## Problem details
Copy each line below that contains "PROSPECT".

## Data
------------------------------------
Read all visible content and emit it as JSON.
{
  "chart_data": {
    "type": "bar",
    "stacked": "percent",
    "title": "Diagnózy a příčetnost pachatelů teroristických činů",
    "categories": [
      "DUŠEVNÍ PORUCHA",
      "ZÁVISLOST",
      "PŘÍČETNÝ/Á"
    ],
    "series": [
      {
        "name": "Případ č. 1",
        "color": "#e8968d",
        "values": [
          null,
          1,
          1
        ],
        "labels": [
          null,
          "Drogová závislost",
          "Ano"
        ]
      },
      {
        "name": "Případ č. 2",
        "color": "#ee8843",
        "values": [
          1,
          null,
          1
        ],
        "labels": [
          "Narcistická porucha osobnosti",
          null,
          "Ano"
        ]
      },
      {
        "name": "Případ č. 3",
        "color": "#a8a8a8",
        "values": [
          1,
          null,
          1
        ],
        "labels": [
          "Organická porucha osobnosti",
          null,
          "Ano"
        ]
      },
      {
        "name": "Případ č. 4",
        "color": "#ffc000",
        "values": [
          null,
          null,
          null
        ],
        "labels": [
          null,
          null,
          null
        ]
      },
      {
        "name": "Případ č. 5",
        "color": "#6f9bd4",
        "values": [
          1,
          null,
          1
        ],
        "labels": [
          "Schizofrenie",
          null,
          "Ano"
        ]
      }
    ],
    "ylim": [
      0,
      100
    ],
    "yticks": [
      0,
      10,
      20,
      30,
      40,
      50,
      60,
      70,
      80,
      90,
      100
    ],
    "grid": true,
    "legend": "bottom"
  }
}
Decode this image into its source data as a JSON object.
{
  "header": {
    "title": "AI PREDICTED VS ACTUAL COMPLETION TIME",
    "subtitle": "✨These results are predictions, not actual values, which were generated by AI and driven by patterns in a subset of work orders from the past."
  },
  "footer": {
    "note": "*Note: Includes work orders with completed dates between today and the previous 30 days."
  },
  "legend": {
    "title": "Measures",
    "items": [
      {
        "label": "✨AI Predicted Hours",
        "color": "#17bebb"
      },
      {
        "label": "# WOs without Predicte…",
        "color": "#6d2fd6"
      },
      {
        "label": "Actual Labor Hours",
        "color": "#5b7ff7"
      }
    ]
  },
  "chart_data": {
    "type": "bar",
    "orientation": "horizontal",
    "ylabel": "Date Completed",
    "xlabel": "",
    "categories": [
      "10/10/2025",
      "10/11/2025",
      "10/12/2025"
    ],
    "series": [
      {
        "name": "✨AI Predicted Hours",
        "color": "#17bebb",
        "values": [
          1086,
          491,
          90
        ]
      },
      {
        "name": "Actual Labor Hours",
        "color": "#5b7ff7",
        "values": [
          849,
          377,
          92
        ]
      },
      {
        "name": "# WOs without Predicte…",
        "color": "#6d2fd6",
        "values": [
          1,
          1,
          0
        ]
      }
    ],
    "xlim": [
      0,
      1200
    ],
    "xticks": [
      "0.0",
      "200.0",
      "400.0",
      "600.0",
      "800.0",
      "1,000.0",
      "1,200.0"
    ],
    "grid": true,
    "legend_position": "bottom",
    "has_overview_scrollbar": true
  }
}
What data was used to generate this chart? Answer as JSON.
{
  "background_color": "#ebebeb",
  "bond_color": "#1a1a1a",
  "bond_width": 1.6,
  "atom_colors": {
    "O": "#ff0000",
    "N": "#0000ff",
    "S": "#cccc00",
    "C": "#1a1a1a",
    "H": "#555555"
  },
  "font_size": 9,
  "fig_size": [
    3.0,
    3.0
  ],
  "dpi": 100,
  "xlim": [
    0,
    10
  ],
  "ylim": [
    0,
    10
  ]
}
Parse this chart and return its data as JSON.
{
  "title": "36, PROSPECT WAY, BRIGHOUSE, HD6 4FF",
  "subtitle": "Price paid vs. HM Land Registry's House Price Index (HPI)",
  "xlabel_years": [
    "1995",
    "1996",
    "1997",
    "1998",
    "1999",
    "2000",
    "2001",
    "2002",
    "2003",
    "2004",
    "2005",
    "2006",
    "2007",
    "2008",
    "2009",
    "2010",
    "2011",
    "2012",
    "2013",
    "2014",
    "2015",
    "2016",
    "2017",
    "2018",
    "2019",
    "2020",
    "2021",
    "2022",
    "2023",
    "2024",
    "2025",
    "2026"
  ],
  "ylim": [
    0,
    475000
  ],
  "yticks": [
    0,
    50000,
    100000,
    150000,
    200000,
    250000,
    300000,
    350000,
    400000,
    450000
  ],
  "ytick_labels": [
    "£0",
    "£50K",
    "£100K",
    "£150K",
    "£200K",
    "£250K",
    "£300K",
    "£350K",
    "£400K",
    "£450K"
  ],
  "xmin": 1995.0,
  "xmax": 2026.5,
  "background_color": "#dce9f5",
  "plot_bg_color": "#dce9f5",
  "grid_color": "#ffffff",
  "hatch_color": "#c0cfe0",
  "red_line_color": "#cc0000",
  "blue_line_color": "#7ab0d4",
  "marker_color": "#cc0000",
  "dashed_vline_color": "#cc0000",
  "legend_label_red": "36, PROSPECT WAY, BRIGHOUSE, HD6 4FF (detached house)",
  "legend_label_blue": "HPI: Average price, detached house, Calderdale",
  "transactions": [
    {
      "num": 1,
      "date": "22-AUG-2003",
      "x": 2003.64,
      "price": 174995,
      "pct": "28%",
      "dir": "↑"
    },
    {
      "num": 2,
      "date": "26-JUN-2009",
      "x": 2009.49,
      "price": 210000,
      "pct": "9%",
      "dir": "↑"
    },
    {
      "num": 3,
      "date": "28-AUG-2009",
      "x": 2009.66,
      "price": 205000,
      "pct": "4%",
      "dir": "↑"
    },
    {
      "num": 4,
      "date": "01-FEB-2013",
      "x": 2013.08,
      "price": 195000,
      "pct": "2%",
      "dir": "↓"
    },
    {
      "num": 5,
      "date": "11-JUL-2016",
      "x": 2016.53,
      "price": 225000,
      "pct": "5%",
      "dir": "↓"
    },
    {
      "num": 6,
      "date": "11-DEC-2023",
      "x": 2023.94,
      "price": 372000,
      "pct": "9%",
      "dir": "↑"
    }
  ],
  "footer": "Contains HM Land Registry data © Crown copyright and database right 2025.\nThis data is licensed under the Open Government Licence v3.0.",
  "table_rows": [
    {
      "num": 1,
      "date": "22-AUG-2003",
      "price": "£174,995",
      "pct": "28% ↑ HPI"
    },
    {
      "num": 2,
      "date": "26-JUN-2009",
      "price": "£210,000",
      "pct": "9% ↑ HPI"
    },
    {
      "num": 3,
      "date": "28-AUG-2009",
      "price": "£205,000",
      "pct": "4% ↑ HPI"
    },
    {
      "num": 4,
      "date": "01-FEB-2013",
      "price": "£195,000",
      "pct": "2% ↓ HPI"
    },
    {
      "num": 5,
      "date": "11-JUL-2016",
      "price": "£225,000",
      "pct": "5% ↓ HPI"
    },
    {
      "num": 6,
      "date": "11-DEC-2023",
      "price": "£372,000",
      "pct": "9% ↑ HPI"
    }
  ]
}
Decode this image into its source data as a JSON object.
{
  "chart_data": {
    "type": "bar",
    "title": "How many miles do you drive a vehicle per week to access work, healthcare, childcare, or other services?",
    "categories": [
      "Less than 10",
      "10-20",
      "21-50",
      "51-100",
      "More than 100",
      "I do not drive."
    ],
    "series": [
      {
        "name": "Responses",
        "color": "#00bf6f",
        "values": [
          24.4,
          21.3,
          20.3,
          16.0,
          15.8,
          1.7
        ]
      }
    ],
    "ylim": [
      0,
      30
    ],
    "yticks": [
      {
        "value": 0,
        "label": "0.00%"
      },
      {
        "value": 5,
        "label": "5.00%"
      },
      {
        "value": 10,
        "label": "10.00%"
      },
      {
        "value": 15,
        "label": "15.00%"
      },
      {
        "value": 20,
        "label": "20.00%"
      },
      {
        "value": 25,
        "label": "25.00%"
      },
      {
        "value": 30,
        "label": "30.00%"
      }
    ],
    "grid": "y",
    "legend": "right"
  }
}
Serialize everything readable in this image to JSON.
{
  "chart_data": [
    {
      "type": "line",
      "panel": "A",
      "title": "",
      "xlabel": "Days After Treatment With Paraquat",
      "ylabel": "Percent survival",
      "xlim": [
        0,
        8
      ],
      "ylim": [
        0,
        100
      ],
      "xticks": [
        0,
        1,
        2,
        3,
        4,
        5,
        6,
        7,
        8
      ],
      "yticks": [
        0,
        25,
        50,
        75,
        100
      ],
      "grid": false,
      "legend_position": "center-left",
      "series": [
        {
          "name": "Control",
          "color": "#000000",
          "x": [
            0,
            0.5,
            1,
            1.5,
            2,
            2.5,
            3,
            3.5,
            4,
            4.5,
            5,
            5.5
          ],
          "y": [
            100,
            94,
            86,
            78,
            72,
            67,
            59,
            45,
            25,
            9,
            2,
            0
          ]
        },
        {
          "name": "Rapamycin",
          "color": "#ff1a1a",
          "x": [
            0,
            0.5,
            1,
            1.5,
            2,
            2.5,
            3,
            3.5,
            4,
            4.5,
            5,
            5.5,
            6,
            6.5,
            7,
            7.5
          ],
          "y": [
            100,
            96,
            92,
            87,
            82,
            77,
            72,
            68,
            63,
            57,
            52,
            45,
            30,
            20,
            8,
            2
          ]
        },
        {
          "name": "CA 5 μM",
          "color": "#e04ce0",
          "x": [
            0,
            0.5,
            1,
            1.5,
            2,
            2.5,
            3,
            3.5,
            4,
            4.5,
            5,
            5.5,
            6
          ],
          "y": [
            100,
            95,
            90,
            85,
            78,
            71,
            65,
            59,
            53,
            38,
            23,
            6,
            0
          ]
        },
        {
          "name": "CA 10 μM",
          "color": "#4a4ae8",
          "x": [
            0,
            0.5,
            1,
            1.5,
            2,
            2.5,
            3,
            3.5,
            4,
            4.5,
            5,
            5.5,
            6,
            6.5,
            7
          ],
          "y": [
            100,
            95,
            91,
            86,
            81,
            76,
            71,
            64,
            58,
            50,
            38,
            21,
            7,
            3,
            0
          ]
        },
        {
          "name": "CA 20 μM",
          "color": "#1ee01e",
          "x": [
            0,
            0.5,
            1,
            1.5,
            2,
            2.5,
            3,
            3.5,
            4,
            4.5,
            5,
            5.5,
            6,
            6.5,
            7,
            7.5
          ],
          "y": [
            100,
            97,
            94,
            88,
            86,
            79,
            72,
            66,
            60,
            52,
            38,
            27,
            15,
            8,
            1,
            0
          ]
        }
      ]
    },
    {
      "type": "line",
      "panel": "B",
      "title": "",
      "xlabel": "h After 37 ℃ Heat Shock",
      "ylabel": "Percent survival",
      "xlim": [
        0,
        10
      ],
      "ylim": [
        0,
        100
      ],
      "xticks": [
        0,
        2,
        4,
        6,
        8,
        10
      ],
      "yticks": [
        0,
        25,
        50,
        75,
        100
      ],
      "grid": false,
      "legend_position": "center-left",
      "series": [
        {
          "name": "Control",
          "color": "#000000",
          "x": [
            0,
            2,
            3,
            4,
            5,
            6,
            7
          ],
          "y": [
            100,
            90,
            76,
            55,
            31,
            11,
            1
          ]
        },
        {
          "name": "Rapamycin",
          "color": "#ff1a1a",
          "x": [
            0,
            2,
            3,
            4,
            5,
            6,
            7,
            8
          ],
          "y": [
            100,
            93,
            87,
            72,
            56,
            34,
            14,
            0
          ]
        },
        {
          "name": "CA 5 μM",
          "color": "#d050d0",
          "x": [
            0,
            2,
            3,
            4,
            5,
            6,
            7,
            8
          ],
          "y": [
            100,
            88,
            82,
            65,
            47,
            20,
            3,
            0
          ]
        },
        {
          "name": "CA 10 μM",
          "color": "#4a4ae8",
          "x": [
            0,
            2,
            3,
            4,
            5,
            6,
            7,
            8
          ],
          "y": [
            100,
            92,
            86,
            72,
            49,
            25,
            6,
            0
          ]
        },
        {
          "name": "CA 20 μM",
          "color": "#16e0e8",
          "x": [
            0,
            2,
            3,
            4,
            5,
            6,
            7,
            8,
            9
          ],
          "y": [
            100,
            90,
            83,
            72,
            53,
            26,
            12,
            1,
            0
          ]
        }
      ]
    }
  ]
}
------------------------------------
## Output for this task
  "title": "36, PROSPECT WAY, BRIGHOUSE, HD6 4FF",
  "legend_label_red": "36, PROSPECT WAY, BRIGHOUSE, HD6 4FF (detached house)",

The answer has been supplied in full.